## Exercise inputs
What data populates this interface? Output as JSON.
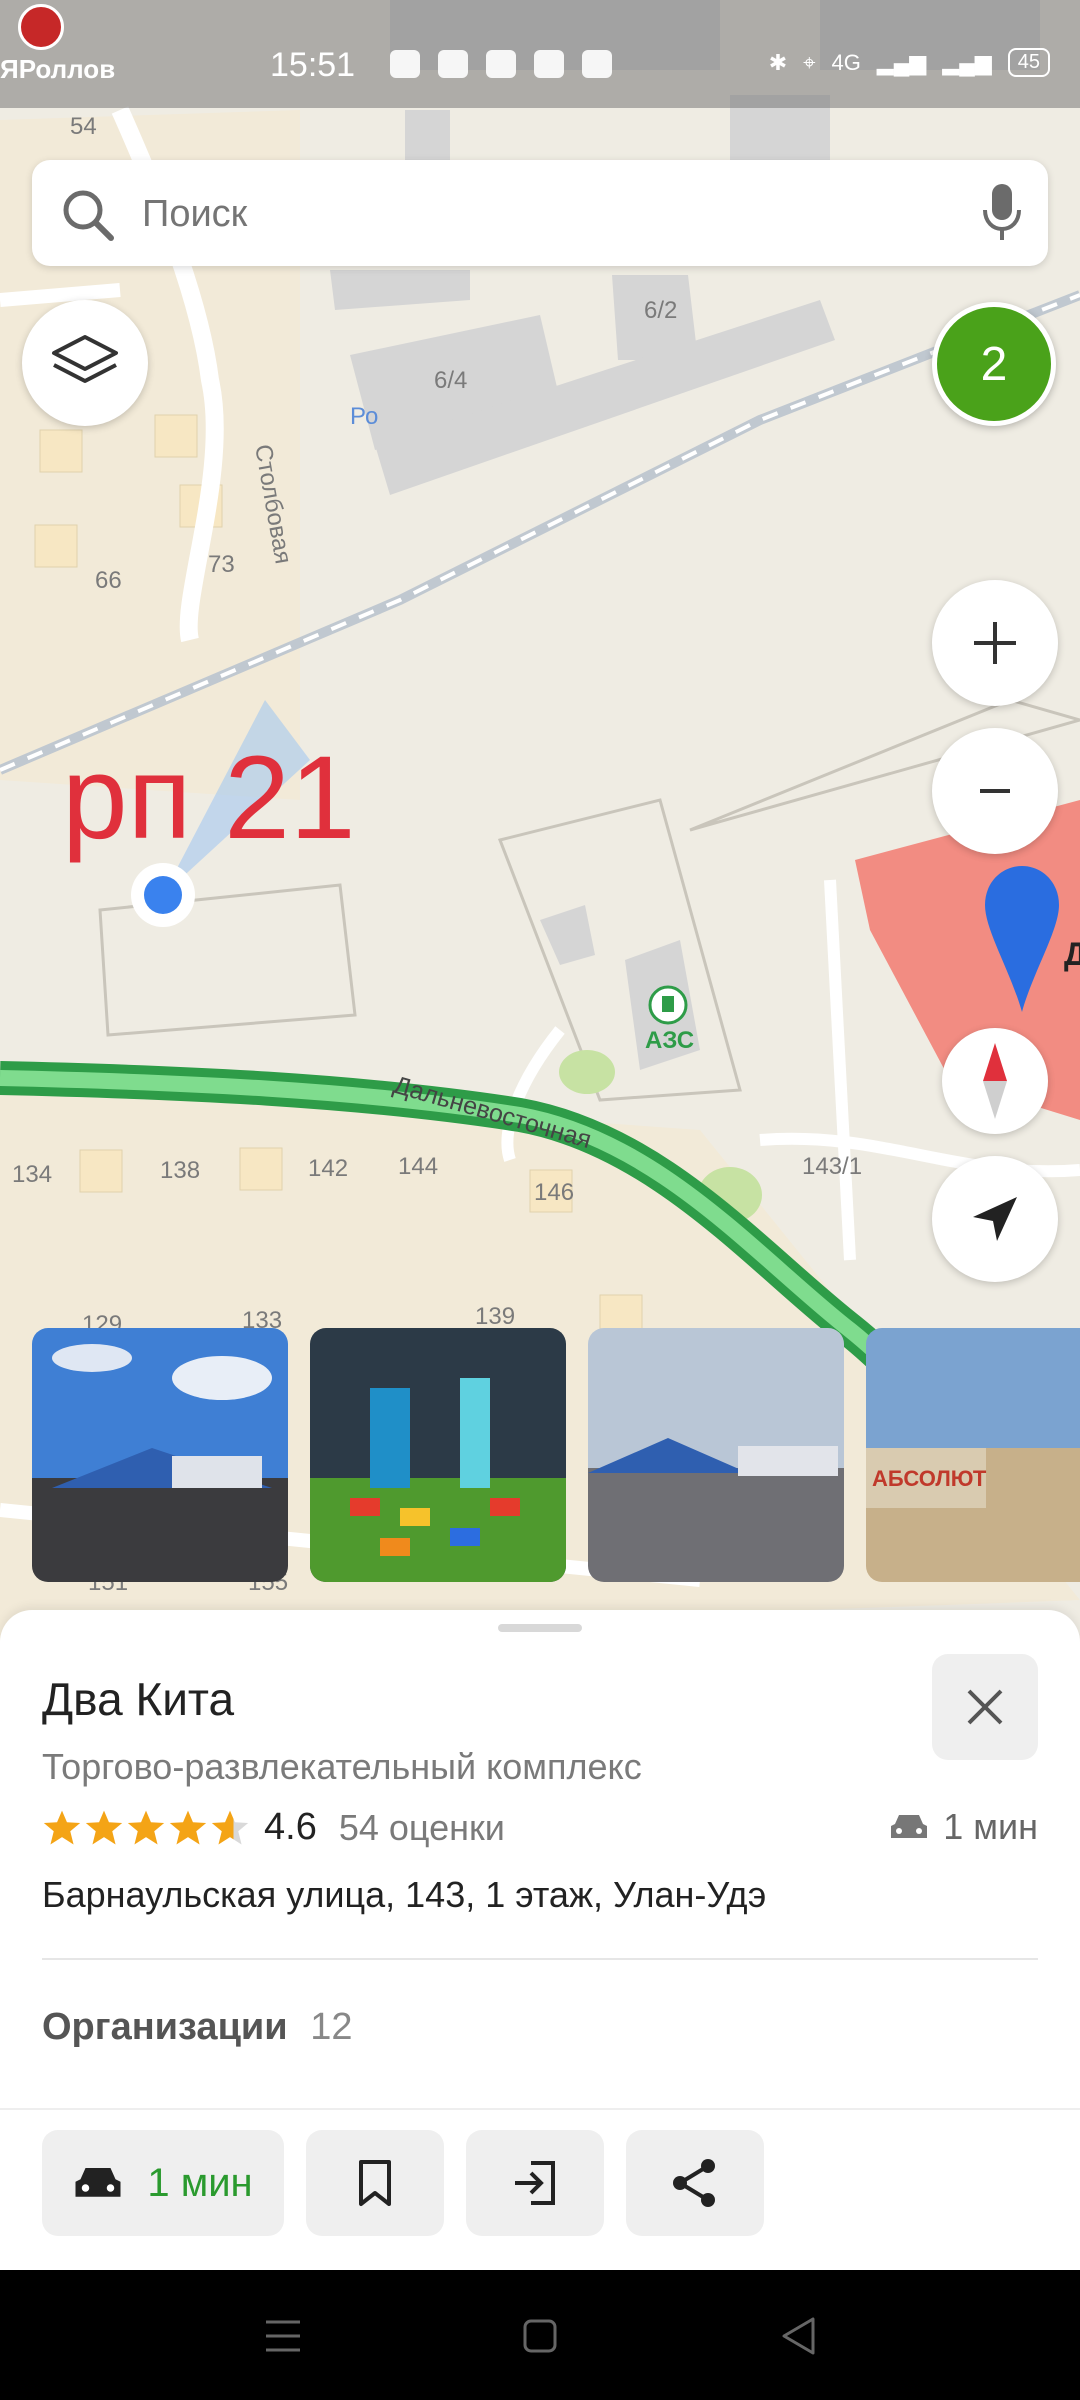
{
  "status_bar": {
    "app_label": "ЯРоллов",
    "time": "15:51",
    "network": "4G",
    "battery": "45"
  },
  "search": {
    "placeholder": "Поиск"
  },
  "map": {
    "cluster_count": "2",
    "overlay_label": "рп 21",
    "labels": {
      "house_54": "54",
      "house_6_2": "6/2",
      "house_6_4": "6/4",
      "street_stolbovaya": "Столбовая",
      "house_66": "66",
      "house_73": "73",
      "street_dalnevostochnaya": "Дальневосточная",
      "gas_station": "АЗС",
      "house_134": "134",
      "house_138": "138",
      "house_142": "142",
      "house_144": "144",
      "house_146": "146",
      "house_143_1": "143/1",
      "house_129": "129",
      "house_133": "133",
      "house_139": "139",
      "house_151": "151",
      "house_155": "155",
      "poi_fragment": "Д",
      "po_fragment": "Ро",
      "photo4_sign": "АБСОЛЮТ"
    }
  },
  "place": {
    "title": "Два Кита",
    "category": "Торгово-развлекательный комплекс",
    "rating_value": "4.6",
    "rating_stars": 4.6,
    "rating_count": "54 оценки",
    "travel_time": "1 мин",
    "address": "Барнаульская улица, 143, 1 этаж, Улан-Удэ",
    "organizations_label": "Организации",
    "organizations_count": "12"
  },
  "actions": {
    "route_time": "1 мин"
  },
  "colors": {
    "accent_green": "#2a9a2e",
    "cluster_green": "#4aa21a",
    "road_green": "#3fbf5a",
    "overlay_red": "#e0303c",
    "star_orange": "#f4a416",
    "mall_pink": "#f28c82"
  }
}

## Problem requirements
Return the full material word for word. Do not include the pictures.

## Output for this task
What data populates this interface? Output as JSON.
{
  "status_bar": {
    "app_label": "ЯРоллов",
    "time": "15:51",
    "network": "4G",
    "battery": "45"
  },
  "search": {
    "placeholder": "Поиск"
  },
  "map": {
    "cluster_count": "2",
    "overlay_label": "рп 21",
    "labels": {
      "house_54": "54",
      "house_6_2": "6/2",
      "house_6_4": "6/4",
      "street_stolbovaya": "Столбовая",
      "house_66": "66",
      "house_73": "73",
      "street_dalnevostochnaya": "Дальневосточная",
      "gas_station": "АЗС",
      "house_134": "134",
      "house_138": "138",
      "house_142": "142",
      "house_144": "144",
      "house_146": "146",
      "house_143_1": "143/1",
      "house_129": "129",
      "house_133": "133",
      "house_139": "139",
      "house_151": "151",
      "house_155": "155",
      "poi_fragment": "Д",
      "po_fragment": "Ро",
      "photo4_sign": "АБСОЛЮТ"
    }
  },
  "place": {
    "title": "Два Кита",
    "category": "Торгово-развлекательный комплекс",
    "rating_value": "4.6",
    "rating_stars": 4.6,
    "rating_count": "54 оценки",
    "travel_time": "1 мин",
    "address": "Барнаульская улица, 143, 1 этаж, Улан-Удэ",
    "organizations_label": "Организации",
    "organizations_count": "12"
  },
  "actions": {
    "route_time": "1 мин"
  },
  "colors": {
    "accent_green": "#2a9a2e",
    "cluster_green": "#4aa21a",
    "road_green": "#3fbf5a",
    "overlay_red": "#e0303c",
    "star_orange": "#f4a416",
    "mall_pink": "#f28c82"
  }
}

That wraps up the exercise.